**Work instructions**. Transcribe all the records exactly and omit any images they hold.

Stored entries
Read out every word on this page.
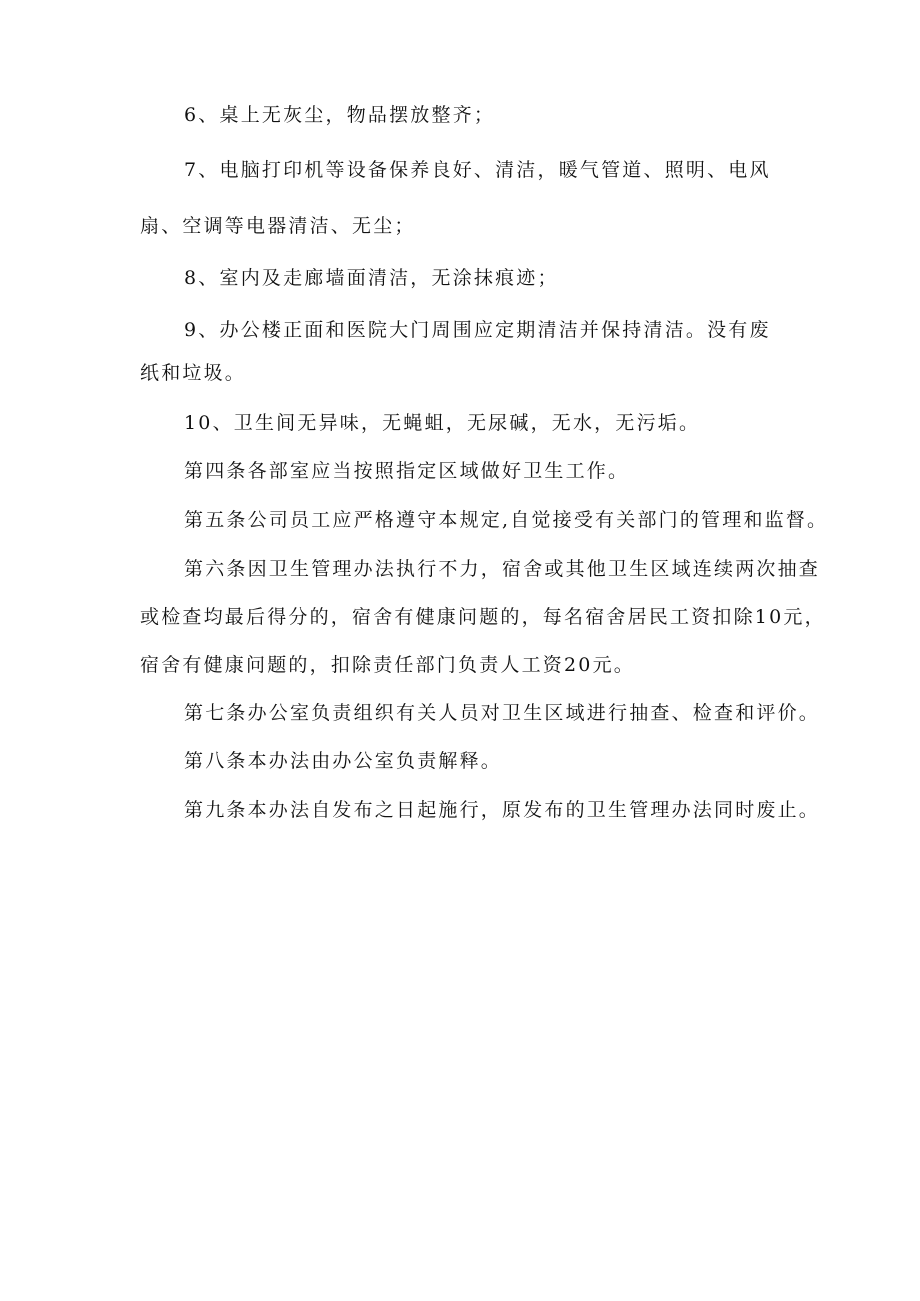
6、桌上无灰尘，物品摆放整齐；
7、电脑打印机等设备保养良好、清洁，暖气管道、照明、电风
扇、空调等电器清洁、无尘；
8、室内及走廊墙面清洁，无涂抹痕迹；
9、办公楼正面和医院大门周围应定期清洁并保持清洁。没有废
纸和垃圾。
10、卫生间无异味，无蝇蛆，无尿碱，无水，无污垢。
第四条各部室应当按照指定区域做好卫生工作。
第五条公司员工应严格遵守本规定,自觉接受有关部门的管理和监督。
第六条因卫生管理办法执行不力，宿舍或其他卫生区域连续两次抽查
或检查均最后得分的，宿舍有健康问题的，每名宿舍居民工资扣除10元，
宿舍有健康问题的，扣除责任部门负责人工资20元。
第七条办公室负责组织有关人员对卫生区域进行抽查、检查和评价。
第八条本办法由办公室负责解释。
第九条本办法自发布之日起施行，原发布的卫生管理办法同时废止。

**Task solution**.
Read out every word on this page.
6、桌上无灰尘，物品摆放整齐；
7、电脑打印机等设备保养良好、清洁，暖气管道、照明、电风
扇、空调等电器清洁、无尘；
8、室内及走廊墙面清洁，无涂抹痕迹；
9、办公楼正面和医院大门周围应定期清洁并保持清洁。没有废
纸和垃圾。
10、卫生间无异味，无蝇蛆，无尿碱，无水，无污垢。
第四条各部室应当按照指定区域做好卫生工作。
第五条公司员工应严格遵守本规定,自觉接受有关部门的管理和监督。
第六条因卫生管理办法执行不力，宿舍或其他卫生区域连续两次抽查
或检查均最后得分的，宿舍有健康问题的，每名宿舍居民工资扣除10元，
宿舍有健康问题的，扣除责任部门负责人工资20元。
第七条办公室负责组织有关人员对卫生区域进行抽查、检查和评价。
第八条本办法由办公室负责解释。
第九条本办法自发布之日起施行，原发布的卫生管理办法同时废止。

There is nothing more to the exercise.